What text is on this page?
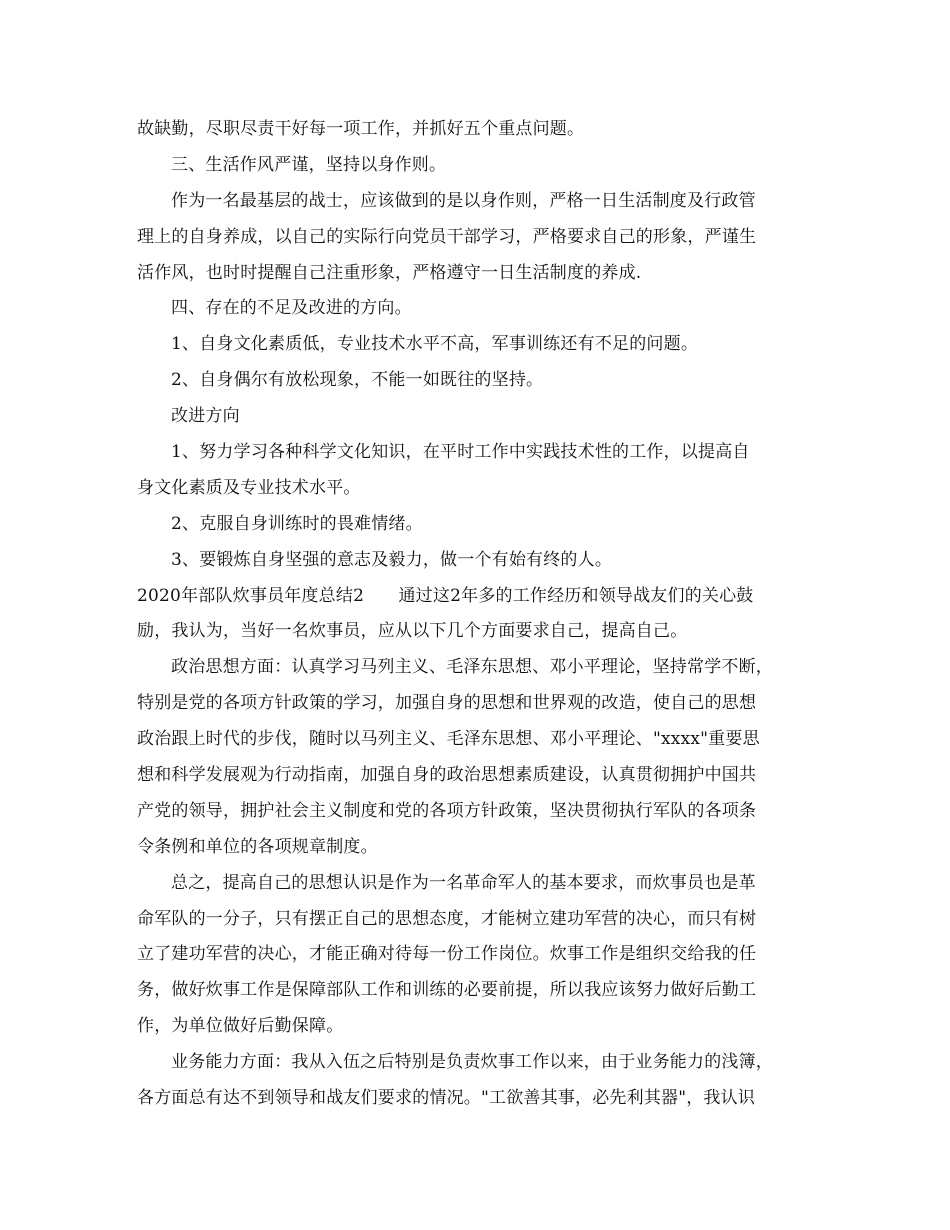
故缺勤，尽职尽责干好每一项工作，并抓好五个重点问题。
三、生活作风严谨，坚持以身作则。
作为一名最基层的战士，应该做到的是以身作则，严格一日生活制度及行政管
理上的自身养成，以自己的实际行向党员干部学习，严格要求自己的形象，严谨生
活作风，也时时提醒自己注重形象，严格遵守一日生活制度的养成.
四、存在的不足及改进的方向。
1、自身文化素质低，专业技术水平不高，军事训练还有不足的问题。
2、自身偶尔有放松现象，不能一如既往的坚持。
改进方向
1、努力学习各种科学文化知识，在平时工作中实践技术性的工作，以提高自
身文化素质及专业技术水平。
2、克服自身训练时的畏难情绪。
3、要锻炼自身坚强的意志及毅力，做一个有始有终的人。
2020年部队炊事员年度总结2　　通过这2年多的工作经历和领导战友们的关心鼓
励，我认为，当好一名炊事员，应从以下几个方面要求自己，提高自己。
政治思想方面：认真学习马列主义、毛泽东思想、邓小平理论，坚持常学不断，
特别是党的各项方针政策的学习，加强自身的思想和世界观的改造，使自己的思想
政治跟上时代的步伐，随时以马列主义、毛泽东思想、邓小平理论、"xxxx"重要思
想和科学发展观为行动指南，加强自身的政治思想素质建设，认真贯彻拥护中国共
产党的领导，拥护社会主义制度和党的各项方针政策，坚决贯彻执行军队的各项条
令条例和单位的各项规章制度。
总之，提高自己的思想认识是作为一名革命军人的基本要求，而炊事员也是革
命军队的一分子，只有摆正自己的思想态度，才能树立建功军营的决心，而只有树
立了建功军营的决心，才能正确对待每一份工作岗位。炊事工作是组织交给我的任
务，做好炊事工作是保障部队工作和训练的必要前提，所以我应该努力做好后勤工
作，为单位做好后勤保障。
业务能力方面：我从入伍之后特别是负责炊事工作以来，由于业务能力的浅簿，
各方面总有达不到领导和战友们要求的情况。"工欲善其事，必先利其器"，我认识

--

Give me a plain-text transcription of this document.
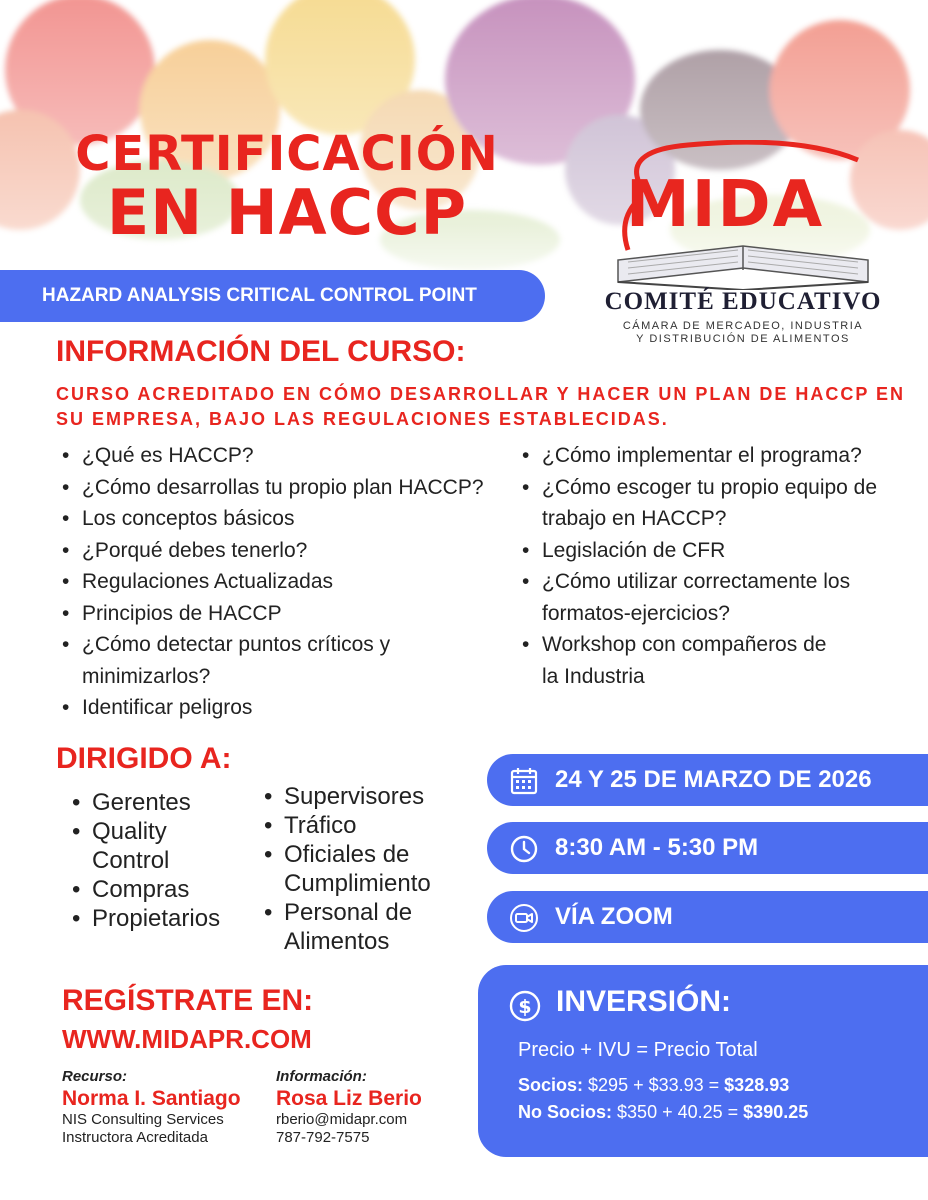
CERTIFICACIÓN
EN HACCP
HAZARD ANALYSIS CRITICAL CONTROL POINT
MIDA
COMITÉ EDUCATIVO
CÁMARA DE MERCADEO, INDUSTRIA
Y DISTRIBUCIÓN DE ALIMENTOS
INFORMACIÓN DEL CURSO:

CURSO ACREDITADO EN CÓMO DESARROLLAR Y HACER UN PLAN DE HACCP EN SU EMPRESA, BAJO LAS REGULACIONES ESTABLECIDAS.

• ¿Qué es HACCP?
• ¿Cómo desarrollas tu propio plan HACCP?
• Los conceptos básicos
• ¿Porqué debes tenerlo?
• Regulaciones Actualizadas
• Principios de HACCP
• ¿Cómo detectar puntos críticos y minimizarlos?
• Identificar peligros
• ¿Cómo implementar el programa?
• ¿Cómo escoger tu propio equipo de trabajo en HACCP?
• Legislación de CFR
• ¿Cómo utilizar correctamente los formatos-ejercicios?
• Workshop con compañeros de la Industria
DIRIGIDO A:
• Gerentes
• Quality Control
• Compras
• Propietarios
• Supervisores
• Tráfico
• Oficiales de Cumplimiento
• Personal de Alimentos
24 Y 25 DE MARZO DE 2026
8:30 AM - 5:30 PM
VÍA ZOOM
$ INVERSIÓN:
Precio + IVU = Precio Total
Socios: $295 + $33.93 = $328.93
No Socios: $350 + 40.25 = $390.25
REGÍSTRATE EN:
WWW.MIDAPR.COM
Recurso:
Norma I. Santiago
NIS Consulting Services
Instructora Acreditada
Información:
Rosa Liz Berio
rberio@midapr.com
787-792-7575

*Task brief:*
Take every line from the data that contains the word "propio".

*Final result:*
• ¿Cómo desarrollas tu propio plan HACCP?
• ¿Cómo escoger tu propio equipo de trabajo en HACCP?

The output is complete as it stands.